Collected data:
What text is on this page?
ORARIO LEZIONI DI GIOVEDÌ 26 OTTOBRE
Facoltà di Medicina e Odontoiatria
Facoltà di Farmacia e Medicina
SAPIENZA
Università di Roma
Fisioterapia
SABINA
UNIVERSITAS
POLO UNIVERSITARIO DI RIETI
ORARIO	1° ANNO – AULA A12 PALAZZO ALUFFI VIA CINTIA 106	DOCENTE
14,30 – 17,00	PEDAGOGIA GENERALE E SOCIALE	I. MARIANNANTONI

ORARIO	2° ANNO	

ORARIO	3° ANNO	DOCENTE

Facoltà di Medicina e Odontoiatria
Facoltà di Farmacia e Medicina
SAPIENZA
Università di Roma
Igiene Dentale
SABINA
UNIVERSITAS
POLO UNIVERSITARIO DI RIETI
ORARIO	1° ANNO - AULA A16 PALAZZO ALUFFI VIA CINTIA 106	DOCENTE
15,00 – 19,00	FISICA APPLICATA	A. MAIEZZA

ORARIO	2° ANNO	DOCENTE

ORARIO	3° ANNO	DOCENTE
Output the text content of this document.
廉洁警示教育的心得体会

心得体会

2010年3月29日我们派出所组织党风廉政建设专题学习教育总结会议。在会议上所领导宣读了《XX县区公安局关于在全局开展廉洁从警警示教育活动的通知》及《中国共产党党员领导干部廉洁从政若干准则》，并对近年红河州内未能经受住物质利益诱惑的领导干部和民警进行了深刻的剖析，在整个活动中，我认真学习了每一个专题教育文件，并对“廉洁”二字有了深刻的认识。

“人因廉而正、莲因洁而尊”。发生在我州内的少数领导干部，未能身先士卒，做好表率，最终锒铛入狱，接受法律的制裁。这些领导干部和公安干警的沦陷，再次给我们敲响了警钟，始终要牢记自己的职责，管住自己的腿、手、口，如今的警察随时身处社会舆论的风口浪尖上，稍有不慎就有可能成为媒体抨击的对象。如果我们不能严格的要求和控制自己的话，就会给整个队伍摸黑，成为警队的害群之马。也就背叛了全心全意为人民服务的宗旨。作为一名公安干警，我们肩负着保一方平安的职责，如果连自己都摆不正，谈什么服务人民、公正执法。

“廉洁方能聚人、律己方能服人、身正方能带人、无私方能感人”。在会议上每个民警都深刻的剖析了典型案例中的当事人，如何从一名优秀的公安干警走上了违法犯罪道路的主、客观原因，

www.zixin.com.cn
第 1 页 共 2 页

▸ **OBJECTIVE**:
Write every record out again, unaltered.

▸ **THE RESPONSE**:
What text is on this page?
ORARIO LEZIONI DI GIOVEDÌ 26 OTTOBRE
Facoltà di Medicina e Odontoiatria
Facoltà di Farmacia e Medicina
SAPIENZA
Università di Roma
Fisioterapia
SABINA
UNIVERSITAS
POLO UNIVERSITARIO DI RIETI
ORARIO	1° ANNO – AULA A12 PALAZZO ALUFFI VIA CINTIA 106	DOCENTE
14,30 – 17,00	PEDAGOGIA GENERALE E SOCIALE	I. MARIANNANTONI

ORARIO	2° ANNO	

ORARIO	3° ANNO	DOCENTE

Facoltà di Medicina e Odontoiatria
Facoltà di Farmacia e Medicina
SAPIENZA
Università di Roma
Igiene Dentale
SABINA
UNIVERSITAS
POLO UNIVERSITARIO DI RIETI
ORARIO	1° ANNO - AULA A16 PALAZZO ALUFFI VIA CINTIA 106	DOCENTE
15,00 – 19,00	FISICA APPLICATA	A. MAIEZZA

ORARIO	2° ANNO	DOCENTE

ORARIO	3° ANNO	DOCENTE
Output the text content of this document.
廉洁警示教育的心得体会

心得体会

2010年3月29日我们派出所组织党风廉政建设专题学习教育总结会议。在会议上所领导宣读了《XX县区公安局关于在全局开展廉洁从警警示教育活动的通知》及《中国共产党党员领导干部廉洁从政若干准则》，并对近年红河州内未能经受住物质利益诱惑的领导干部和民警进行了深刻的剖析，在整个活动中，我认真学习了每一个专题教育文件，并对“廉洁”二字有了深刻的认识。

“人因廉而正、莲因洁而尊”。发生在我州内的少数领导干部，未能身先士卒，做好表率，最终锒铛入狱，接受法律的制裁。这些领导干部和公安干警的沦陷，再次给我们敲响了警钟，始终要牢记自己的职责，管住自己的腿、手、口，如今的警察随时身处社会舆论的风口浪尖上，稍有不慎就有可能成为媒体抨击的对象。如果我们不能严格的要求和控制自己的话，就会给整个队伍摸黑，成为警队的害群之马。也就背叛了全心全意为人民服务的宗旨。作为一名公安干警，我们肩负着保一方平安的职责，如果连自己都摆不正，谈什么服务人民、公正执法。

“廉洁方能聚人、律己方能服人、身正方能带人、无私方能感人”。在会议上每个民警都深刻的剖析了典型案例中的当事人，如何从一名优秀的公安干警走上了违法犯罪道路的主、客观原因，

www.zixin.com.cn
第 1 页 共 2 页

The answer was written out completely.